• _STATED EXERCISE_:
Find every line in the records below that holds the word "structured" and copy it.

• _DATA RECORDS_:

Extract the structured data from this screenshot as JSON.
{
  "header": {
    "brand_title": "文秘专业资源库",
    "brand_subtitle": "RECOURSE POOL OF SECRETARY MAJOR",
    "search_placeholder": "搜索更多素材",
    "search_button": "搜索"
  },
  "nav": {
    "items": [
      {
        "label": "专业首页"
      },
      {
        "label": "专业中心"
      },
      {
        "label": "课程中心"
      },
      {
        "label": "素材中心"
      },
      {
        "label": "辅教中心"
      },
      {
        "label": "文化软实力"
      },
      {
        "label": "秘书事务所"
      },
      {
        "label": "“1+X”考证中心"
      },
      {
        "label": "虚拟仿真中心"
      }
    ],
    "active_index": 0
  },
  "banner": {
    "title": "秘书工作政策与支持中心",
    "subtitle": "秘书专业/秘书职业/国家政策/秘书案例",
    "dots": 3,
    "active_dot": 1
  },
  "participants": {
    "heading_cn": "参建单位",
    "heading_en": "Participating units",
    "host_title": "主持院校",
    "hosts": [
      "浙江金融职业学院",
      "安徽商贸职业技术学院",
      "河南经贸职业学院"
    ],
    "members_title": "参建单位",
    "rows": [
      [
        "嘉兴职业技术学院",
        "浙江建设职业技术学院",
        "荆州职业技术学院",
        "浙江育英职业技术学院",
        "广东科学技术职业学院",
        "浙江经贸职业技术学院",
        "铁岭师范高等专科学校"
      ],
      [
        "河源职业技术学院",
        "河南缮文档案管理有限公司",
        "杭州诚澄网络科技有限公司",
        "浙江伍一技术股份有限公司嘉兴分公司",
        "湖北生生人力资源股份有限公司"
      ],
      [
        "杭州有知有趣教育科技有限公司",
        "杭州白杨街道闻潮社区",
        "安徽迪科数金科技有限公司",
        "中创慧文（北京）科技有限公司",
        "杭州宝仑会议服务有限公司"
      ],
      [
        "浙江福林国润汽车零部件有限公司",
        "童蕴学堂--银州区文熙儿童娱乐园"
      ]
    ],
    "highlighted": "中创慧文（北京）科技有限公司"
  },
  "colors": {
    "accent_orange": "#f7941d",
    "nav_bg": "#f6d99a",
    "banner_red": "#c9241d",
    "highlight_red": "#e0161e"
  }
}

--

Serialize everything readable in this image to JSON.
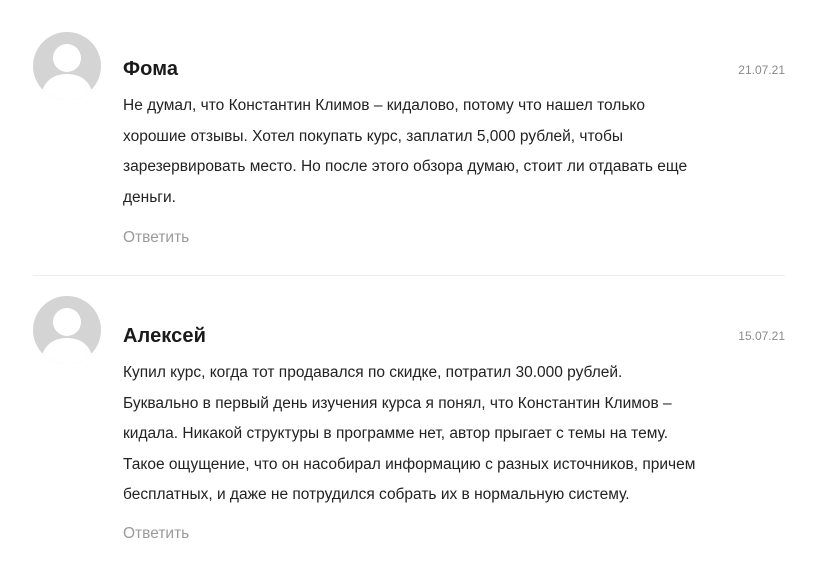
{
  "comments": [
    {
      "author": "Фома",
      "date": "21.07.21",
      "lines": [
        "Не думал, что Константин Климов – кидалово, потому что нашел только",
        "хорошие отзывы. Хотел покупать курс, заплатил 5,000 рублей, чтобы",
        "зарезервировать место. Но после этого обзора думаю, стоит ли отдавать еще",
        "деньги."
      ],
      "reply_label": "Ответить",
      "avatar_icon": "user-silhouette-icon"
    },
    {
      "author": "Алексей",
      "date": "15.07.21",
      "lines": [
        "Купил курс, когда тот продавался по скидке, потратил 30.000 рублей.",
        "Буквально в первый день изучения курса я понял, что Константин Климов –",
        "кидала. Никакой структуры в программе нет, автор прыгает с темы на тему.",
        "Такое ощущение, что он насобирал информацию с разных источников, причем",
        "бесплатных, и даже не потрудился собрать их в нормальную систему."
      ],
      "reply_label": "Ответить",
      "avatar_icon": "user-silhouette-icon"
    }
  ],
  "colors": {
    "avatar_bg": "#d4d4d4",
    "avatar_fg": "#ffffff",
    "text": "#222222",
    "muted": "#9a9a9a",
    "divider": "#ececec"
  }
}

* * *

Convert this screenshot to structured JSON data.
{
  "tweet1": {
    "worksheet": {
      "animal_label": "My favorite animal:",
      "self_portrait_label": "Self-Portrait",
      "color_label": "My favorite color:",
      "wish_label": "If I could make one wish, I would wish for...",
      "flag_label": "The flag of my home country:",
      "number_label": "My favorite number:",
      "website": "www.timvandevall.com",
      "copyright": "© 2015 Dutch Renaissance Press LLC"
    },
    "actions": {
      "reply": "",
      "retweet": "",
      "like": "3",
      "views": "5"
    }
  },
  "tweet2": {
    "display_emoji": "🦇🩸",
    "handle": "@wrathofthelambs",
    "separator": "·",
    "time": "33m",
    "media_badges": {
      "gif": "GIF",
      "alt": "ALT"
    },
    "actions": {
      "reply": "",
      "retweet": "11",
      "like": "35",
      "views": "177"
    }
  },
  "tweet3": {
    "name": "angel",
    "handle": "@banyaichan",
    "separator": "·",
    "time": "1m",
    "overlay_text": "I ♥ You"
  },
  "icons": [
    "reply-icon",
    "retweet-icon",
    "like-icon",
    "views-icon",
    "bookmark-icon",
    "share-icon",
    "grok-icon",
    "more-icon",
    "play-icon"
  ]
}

• _EXERCISE RESPONSE_:
Extract the structured data from this screenshot as JSON.
Convert this screenshot to structured JSON data.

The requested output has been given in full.